Challenge: Read the listing below and copy out every line that holds "JSON".
** START **
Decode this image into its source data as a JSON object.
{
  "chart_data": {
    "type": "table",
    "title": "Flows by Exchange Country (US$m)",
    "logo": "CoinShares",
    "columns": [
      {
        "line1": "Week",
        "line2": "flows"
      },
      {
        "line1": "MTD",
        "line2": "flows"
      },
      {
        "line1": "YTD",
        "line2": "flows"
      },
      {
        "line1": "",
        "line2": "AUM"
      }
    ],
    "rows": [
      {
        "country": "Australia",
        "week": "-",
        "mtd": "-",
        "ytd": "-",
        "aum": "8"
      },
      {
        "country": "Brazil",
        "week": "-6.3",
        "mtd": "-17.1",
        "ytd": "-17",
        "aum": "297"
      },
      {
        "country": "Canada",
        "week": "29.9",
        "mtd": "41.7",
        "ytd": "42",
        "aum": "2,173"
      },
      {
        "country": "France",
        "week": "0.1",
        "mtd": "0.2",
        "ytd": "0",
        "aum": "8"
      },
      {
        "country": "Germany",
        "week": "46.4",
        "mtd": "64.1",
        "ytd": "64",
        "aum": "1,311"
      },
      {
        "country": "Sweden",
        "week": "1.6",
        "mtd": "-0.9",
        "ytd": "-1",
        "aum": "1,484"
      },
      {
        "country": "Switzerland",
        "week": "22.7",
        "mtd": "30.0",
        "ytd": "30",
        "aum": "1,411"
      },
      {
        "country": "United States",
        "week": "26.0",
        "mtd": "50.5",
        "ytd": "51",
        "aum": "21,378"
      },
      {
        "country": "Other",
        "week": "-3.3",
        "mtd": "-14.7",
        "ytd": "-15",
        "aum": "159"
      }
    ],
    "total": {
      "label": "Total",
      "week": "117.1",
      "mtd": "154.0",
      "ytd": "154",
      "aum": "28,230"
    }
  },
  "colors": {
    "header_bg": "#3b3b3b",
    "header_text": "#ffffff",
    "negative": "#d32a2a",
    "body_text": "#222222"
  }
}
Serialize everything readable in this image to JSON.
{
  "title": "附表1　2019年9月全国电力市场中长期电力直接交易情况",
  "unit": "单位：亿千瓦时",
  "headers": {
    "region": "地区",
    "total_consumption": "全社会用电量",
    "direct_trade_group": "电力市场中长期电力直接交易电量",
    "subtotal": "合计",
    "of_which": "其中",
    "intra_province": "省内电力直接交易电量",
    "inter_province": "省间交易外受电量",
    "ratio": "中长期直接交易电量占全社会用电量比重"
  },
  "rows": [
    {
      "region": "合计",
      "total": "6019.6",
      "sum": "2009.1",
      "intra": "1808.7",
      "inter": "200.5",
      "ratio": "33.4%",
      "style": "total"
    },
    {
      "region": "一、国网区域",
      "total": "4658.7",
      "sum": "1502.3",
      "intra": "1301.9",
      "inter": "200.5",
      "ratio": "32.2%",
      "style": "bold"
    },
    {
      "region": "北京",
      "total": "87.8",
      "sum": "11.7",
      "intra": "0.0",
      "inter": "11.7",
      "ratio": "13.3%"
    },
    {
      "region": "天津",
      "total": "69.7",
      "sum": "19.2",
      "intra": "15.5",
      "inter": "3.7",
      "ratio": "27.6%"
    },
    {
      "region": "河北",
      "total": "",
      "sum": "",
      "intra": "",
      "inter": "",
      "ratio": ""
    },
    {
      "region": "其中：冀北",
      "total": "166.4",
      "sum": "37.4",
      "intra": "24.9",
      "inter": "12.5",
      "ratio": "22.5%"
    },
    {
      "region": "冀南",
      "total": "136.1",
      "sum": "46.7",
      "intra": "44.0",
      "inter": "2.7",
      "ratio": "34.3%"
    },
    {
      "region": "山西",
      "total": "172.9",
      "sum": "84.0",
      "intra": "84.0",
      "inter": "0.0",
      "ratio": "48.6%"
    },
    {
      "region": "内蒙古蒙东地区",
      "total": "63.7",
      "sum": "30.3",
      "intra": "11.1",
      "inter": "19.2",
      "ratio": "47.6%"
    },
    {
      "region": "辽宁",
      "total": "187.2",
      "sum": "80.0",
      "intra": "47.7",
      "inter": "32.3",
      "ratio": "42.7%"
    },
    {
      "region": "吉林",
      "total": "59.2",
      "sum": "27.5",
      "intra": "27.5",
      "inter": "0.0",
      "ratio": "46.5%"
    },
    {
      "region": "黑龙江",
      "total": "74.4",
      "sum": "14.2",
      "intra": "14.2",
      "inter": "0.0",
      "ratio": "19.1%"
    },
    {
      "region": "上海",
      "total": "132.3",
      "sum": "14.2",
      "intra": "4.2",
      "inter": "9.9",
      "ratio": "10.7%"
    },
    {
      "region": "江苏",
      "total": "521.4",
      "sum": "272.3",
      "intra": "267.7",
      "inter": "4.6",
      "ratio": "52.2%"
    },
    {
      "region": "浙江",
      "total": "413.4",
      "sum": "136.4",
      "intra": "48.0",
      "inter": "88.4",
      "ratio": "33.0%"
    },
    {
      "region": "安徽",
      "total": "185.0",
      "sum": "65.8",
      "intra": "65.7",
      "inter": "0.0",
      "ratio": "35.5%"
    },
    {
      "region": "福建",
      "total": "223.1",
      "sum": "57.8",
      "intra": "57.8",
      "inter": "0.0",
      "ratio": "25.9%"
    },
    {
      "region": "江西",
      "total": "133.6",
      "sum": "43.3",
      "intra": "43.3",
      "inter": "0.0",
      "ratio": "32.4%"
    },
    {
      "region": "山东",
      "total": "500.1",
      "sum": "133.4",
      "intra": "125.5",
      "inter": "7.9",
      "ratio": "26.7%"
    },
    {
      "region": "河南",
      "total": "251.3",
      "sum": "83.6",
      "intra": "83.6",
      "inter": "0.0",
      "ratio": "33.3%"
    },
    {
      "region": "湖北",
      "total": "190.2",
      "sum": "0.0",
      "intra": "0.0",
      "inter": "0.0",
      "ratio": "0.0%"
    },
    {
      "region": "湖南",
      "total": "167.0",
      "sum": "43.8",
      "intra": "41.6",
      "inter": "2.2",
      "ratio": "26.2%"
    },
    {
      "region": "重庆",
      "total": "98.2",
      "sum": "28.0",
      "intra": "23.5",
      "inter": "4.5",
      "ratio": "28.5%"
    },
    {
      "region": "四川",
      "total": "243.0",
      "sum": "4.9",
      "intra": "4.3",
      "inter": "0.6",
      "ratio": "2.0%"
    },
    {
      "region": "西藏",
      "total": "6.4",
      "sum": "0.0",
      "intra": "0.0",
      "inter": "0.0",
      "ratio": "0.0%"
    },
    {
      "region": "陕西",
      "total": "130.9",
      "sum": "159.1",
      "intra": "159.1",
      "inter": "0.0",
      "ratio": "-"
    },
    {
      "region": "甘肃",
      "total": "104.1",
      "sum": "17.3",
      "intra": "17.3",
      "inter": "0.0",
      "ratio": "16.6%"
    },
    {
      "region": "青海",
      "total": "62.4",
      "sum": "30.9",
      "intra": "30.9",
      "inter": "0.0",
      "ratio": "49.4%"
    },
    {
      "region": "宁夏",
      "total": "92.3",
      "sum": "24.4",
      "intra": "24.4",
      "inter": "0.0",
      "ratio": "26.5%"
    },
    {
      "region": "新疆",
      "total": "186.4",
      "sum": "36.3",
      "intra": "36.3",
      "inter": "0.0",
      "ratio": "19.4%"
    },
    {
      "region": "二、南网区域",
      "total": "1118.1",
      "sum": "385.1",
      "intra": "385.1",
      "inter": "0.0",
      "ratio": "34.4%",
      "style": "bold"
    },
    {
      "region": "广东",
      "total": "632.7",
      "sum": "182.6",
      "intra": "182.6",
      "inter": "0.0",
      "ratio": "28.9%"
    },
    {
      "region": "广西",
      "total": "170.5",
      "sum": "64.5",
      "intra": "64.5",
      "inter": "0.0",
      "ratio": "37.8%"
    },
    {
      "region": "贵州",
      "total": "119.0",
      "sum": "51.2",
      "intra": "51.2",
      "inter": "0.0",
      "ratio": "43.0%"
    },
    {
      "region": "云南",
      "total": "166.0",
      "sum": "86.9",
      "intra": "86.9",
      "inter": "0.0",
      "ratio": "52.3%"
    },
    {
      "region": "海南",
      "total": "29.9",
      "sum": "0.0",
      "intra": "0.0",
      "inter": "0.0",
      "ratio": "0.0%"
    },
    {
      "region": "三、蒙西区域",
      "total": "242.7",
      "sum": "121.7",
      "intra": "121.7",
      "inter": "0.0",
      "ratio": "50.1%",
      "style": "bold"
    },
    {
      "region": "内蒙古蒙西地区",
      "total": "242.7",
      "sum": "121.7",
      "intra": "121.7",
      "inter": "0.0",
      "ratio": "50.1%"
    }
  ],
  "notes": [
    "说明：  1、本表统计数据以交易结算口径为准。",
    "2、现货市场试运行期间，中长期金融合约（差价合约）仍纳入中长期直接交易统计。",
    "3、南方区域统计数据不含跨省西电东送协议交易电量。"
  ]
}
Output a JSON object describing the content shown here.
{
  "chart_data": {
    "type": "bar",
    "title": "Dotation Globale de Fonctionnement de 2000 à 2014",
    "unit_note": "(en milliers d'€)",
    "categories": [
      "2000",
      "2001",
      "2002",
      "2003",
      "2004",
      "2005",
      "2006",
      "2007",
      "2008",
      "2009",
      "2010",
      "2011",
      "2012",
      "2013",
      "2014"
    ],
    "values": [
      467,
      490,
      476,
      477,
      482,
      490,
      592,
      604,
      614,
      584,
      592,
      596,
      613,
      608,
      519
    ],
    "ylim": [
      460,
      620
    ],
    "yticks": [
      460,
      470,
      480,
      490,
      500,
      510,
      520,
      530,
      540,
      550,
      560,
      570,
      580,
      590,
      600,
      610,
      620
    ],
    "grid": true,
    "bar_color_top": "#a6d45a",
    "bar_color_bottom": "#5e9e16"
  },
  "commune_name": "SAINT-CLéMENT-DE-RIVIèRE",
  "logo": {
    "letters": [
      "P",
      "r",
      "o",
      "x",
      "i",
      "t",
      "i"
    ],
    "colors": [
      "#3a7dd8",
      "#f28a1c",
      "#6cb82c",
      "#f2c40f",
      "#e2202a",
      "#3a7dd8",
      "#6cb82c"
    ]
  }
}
** END **
Written answer:
Decode this image into its source data as a JSON object.
Serialize everything readable in this image to JSON.
Output a JSON object describing the content shown here.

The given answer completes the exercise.